§ STORED ROWS:
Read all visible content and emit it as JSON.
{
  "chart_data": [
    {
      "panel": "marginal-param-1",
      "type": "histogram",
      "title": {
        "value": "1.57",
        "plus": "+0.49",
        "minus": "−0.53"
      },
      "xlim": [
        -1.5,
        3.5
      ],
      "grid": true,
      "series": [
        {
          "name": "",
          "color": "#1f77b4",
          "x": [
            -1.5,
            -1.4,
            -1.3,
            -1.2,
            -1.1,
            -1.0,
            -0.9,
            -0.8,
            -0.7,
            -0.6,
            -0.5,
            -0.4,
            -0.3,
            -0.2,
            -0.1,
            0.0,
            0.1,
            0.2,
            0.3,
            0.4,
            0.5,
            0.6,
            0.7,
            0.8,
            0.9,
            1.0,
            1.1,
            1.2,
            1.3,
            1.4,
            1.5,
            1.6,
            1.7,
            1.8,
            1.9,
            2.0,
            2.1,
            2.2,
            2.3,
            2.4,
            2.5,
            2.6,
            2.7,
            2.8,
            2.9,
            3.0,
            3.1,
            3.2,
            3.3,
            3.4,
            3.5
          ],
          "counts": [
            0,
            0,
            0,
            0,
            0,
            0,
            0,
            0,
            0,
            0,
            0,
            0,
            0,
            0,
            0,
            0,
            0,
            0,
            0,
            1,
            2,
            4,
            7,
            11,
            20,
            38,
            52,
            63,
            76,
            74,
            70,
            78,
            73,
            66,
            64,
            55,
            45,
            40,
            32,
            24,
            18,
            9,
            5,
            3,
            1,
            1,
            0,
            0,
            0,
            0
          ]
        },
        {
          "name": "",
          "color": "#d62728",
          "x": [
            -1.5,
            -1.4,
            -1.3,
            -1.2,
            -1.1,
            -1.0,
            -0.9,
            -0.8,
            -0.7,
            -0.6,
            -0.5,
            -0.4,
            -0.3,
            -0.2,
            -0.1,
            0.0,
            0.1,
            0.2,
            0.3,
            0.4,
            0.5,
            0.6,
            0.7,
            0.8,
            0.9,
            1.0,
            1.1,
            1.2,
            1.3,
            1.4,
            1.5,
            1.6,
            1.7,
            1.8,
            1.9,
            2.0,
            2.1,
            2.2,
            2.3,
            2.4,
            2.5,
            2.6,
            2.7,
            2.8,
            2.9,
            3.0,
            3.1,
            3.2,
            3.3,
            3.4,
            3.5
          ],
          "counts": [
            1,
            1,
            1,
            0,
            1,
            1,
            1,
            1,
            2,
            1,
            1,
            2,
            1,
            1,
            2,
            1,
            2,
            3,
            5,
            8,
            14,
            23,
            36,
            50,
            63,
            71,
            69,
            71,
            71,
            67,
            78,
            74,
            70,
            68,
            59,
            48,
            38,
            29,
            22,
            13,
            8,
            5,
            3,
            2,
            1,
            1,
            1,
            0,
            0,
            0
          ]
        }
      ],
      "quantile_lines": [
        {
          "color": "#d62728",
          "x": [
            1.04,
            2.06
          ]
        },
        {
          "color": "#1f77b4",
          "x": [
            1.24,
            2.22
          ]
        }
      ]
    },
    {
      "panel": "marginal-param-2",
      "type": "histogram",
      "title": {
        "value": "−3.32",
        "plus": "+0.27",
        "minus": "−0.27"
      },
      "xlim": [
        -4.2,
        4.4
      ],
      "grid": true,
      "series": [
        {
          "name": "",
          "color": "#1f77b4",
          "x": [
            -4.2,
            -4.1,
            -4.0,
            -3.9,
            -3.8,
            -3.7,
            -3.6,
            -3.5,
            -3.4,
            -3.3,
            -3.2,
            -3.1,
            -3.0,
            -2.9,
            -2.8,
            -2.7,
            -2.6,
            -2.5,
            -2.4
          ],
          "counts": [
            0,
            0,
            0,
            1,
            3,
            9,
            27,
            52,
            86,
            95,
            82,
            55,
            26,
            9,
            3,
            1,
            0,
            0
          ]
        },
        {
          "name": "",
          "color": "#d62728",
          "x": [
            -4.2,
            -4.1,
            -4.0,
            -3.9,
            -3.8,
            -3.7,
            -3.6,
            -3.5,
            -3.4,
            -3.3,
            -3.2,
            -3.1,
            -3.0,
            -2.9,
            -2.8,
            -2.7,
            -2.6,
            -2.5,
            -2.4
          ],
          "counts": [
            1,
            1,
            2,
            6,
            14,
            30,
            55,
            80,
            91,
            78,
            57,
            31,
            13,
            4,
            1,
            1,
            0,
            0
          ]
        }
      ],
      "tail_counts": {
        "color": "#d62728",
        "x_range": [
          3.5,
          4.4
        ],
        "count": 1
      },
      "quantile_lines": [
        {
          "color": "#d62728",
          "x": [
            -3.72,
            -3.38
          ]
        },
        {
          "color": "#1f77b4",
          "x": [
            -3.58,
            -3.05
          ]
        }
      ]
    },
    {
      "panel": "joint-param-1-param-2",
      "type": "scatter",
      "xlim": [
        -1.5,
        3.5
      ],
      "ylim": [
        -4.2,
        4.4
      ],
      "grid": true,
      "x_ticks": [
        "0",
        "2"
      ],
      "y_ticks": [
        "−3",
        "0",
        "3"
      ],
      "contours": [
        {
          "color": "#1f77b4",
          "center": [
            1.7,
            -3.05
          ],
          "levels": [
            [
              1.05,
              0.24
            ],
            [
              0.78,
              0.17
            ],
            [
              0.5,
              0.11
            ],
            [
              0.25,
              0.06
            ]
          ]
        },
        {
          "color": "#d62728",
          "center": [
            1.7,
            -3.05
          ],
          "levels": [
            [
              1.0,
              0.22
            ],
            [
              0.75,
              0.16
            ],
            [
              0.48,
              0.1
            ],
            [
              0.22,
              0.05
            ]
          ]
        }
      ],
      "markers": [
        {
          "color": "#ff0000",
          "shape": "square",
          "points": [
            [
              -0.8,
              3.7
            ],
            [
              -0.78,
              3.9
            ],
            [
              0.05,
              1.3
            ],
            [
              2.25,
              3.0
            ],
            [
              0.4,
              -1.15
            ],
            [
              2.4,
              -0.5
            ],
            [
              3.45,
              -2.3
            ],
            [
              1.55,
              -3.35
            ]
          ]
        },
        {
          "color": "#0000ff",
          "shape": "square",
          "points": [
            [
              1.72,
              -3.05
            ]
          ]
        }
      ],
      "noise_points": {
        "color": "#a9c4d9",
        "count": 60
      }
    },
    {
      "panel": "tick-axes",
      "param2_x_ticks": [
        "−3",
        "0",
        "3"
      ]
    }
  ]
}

§ WRITTEN EXERCISE:
Isolate the lines above that contain the word "panel" and copy them.

§ ANSWER TO THE PROBLEM:
      "panel": "marginal-param-1",
      "panel": "marginal-param-2",
      "panel": "joint-param-1-param-2",
      "panel": "tick-axes",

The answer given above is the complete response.